* WHAT THE EXERCISE ASKS
Go through the listing and set it down exactly, leaving out its pictures.

Dataset records
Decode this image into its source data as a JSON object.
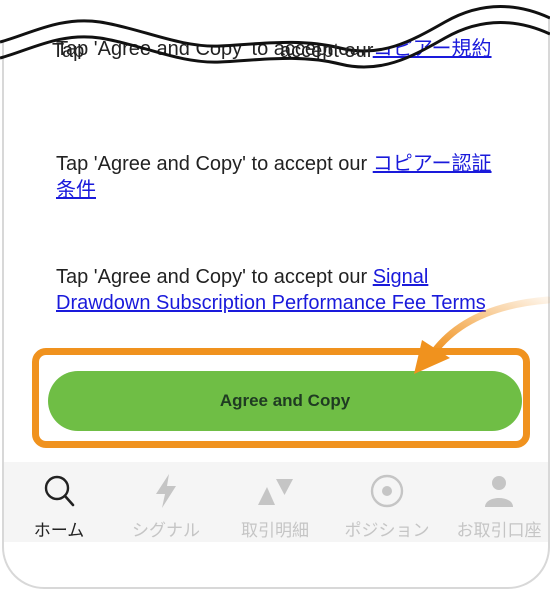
{
  "terms": [
    {
      "prefix": "Tap 'Agree and Copy' to accept our ",
      "link": "コピアー規約",
      "clipped_prefix": "Tap ",
      "clipped_middle": "accept our "
    },
    {
      "prefix": "Tap 'Agree and Copy' to accept our ",
      "link": "コピアー認証条件"
    },
    {
      "prefix": "Tap 'Agree and Copy' to accept our ",
      "link": "Signal Drawdown Subscription Performance Fee Terms"
    }
  ],
  "agree_button": {
    "label": "Agree and Copy"
  },
  "tabs": [
    {
      "label": "ホーム",
      "icon": "search-icon",
      "active": true
    },
    {
      "label": "シグナル",
      "icon": "lightning-icon",
      "active": false
    },
    {
      "label": "取引明細",
      "icon": "triangles-icon",
      "active": false
    },
    {
      "label": "ポジション",
      "icon": "target-icon",
      "active": false
    },
    {
      "label": "お取引口座",
      "icon": "person-icon",
      "active": false
    }
  ],
  "colors": {
    "accent_button": "#6fbe45",
    "highlight": "#f0921e",
    "link": "#1a1adb"
  }
}
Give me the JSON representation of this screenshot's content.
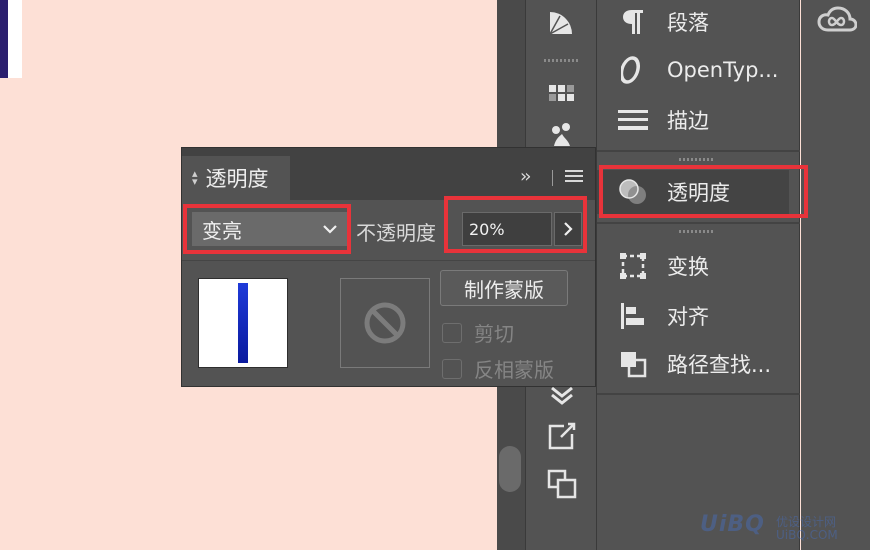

* RESULT BELOW
Decode this image into its source data as a JSON object.
{
  "terms": [
    {
      "prefix": "Tap 'Agree and Copy' to accept our ",
      "link": "コピアー規約",
      "clipped_prefix": "Tap ",
      "clipped_middle": "accept our "
    },
    {
      "prefix": "Tap 'Agree and Copy' to accept our ",
      "link": "コピアー認証条件"
    },
    {
      "prefix": "Tap 'Agree and Copy' to accept our ",
      "link": "Signal Drawdown Subscription Performance Fee Terms"
    }
  ],
  "agree_button": {
    "label": "Agree and Copy"
  },
  "tabs": [
    {
      "label": "ホーム",
      "icon": "search-icon",
      "active": true
    },
    {
      "label": "シグナル",
      "icon": "lightning-icon",
      "active": false
    },
    {
      "label": "取引明細",
      "icon": "triangles-icon",
      "active": false
    },
    {
      "label": "ポジション",
      "icon": "target-icon",
      "active": false
    },
    {
      "label": "お取引口座",
      "icon": "person-icon",
      "active": false
    }
  ],
  "colors": {
    "accent_button": "#6fbe45",
    "highlight": "#f0921e",
    "link": "#1a1adb"
  }
}
Give me the JSON representation of this screenshot's content.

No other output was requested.